> **Texte à lire**

Allaitement maternel.
L’allaitement maternel influencera (au moment de la diversification alimentaire) également les préférences alimentaires de l’enfant, puisque certains composés aromatiques ingérés par la mère passent dans son lait (2). « Tous les arômes ne se retrouvent pas dans le lait maternel. Cela dépend de sa structure chimique, plus elle est stable plus le passage se fait. C’est le cas, par exemple, des terpènes (contenus notamment dans les carottes) qui parfument facilement le lait maternel. La consommation de jus de carotte durant l’allaitement peut favoriser son appréciation par l’enfant lors de la diversification. Des travaux que nous avons effectués montrent, par ailleurs, que les enfants allaités longtemps développent une préférence pour la saveur umami car le lait maternel est quinze fois plus riche en glutamate que le lait artificiel (3) », explique Sophie Nicklaus.
Autre caractéristique du lait maternel : sa grande variabilité en qualité et en intensité, d’un jour à l’autre et même d’une tétée à l’autre, ce qui pourrait offrir à l’enfant le goût pour un large spectre de nouveaux aliments et de saveurs, alors que les enfants nourris au lait infantile sont exposés à une flaveur constante, ce qui facilite moins l’acceptation de nouveaux aliments lors de la diversification alimentaire (4).
Diversification.
Les préférences gustatives évoluent à la fois en fonction de la maturation du système gustatif de l’enfant et de ses prédispositions génétiques, innées. Ainsi, les enfants sensibles au PROP –6-n-propylthiouracyle, molécule proche des composés amers des légumes crucifères– refusent davantage les légumes que ceux qui n’y sont pas sensibles. Ce lien a été vérifié dans plusieurs études sur les végétaux amers : brocolis, épinards, olives et concombres (5).
Les préférences sont aussi influencées par les expériences alimentaires lors de la diversification. En effet, l’âge et l’ordre d’introduction de nouveaux aliments, mais aussi le rythme d’introduction (présentation répétée d’un même aliment ou changement quotidien) influencent le goût de l’enfant. Ces paramètres varient selon les habitudes culturelles des parents, les conseils du pédiatre et de l’entourage. Enfin, certains âges de la vie affecteraient davantage que d’autres les préférences alimentaires ultérieures.

Données de reconnaissance de la structure des documents:
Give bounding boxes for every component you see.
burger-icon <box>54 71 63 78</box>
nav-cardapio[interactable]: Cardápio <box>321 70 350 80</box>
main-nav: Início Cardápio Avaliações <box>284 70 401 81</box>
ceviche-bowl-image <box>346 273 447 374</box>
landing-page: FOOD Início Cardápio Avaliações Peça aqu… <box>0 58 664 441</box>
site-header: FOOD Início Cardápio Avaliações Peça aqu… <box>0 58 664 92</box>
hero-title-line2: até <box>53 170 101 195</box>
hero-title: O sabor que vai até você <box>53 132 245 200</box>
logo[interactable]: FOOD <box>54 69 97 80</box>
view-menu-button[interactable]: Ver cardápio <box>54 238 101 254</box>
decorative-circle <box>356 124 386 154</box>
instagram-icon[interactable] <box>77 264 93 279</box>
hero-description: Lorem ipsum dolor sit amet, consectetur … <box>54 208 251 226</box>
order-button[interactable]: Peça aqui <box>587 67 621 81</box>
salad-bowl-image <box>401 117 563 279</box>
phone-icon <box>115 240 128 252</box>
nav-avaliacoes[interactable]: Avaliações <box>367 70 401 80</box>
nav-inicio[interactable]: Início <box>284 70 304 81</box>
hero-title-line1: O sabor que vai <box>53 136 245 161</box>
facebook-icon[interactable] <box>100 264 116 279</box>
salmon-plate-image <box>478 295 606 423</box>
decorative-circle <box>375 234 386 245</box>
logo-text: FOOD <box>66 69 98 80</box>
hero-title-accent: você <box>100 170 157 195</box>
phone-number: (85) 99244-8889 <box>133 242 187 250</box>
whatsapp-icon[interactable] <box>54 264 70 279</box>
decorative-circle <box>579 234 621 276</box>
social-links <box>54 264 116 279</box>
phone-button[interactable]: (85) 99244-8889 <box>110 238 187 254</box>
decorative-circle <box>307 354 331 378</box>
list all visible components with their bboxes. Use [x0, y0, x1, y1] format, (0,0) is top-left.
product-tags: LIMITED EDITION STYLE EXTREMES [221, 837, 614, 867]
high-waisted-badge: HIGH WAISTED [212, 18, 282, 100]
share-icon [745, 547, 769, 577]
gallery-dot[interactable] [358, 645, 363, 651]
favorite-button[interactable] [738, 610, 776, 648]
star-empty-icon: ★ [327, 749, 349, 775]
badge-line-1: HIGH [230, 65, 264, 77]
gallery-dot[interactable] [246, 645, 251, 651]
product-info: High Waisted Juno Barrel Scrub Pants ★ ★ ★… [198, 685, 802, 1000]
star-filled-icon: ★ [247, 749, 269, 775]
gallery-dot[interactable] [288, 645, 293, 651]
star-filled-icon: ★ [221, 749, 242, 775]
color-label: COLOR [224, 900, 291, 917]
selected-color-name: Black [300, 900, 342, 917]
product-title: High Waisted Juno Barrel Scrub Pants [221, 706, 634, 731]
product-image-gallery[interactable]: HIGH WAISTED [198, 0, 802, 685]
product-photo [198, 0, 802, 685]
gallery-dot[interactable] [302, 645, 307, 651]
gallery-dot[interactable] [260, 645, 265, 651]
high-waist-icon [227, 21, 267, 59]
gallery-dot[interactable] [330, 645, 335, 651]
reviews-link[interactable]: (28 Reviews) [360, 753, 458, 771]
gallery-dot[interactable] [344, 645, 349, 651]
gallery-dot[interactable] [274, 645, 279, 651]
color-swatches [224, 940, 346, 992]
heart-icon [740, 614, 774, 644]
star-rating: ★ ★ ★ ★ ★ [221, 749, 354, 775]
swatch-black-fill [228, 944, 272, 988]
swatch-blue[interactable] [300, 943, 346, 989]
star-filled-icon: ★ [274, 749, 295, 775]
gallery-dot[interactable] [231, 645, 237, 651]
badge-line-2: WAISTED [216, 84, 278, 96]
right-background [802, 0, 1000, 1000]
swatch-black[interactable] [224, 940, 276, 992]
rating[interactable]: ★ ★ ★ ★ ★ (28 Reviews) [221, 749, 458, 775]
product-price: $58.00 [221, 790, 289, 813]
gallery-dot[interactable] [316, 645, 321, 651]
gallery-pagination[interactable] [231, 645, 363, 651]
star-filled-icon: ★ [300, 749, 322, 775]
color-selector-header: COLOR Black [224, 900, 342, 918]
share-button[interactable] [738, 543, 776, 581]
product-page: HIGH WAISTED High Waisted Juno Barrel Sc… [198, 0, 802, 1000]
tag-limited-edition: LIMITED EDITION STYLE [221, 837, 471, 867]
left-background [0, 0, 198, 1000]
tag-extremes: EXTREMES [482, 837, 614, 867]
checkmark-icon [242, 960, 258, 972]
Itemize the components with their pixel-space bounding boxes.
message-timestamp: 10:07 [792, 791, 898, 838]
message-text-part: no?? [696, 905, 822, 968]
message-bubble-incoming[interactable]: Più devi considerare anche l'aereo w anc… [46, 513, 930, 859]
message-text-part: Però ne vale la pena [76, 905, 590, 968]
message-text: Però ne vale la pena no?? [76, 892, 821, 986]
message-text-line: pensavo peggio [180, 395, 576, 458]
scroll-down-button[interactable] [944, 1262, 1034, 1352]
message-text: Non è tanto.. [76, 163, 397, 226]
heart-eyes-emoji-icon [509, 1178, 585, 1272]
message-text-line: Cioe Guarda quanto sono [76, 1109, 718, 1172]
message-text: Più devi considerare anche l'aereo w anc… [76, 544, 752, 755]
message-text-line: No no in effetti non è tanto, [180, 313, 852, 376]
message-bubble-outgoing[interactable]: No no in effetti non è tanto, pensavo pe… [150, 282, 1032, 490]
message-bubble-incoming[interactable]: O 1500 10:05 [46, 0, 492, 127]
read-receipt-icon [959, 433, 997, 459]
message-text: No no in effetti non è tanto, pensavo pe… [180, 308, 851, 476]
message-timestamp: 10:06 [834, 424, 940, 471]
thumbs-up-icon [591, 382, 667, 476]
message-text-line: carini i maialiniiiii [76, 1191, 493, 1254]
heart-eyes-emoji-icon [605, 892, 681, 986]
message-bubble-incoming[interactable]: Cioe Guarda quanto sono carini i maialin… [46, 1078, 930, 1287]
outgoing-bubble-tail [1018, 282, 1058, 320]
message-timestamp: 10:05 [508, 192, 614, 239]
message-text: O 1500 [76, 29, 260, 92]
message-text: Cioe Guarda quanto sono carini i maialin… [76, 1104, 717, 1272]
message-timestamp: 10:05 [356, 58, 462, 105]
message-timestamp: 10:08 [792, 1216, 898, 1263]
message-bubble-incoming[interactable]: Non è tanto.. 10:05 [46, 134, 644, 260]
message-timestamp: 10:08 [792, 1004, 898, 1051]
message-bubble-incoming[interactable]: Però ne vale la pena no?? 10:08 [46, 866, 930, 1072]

> **Consigne de travail 1**
D'après le texte sur l'allaitement et la diversification, combien de fois le lait maternel est-il plus riche en glutamate que le lait artificiel ?
> **Consigne de travail 2**
Poursuivez le texte sur l'allaitement et la diversification après sa dernière phrase.

> **Réponse rédigée 1**
Il est quinze fois plus riche en glutamate.

> **Réponse rédigée 2**
« Plusieurs équipes travaillent sur cette question. Actuellement, le concept des mille premiers jours de la vie (de la conception à l’âge de 2 ans), période durant laquelle l’exposition sensorielle à un grand nombre d’aliments est essentielle, nous aide à comprendre le rôle des expériences précoces. Jusqu’à ses deux ans, l’enfant gagne à être exposé à une grande diversité d’arômes et de saveurs. Cette période est prédictive de son comportement alimentaire à l’âge adulte. D’après l’étude Opaline, certains légumes seraient même plus facilement acceptés s’ils sont introduits entre 5 et 7 mois que plus tard (6). Le début de la diversification est donc une période primordiale pour l’apprentissage de l’alimentation », conclut Sophie Nicklaus.
(1) Ganchrow J.R, et al. Handbook of olfaction and gustation 2003;823-46.
(2) Mennela J.A et al. Nejm.1991;325:981-5 et Mennela J.A et al. Infant behaviour and development 1996;19:13-9.
(3) Schwartz C et al. British Journal of Nutrition 2013;109(6):1154-61.
(4) Mcdaniel M.R. The analysis and control of less desirable flavors in food and beverages 1980:267-91.
(5) Turnbull B et al. Am J Clin Nutr 2002;76(5):1101-5.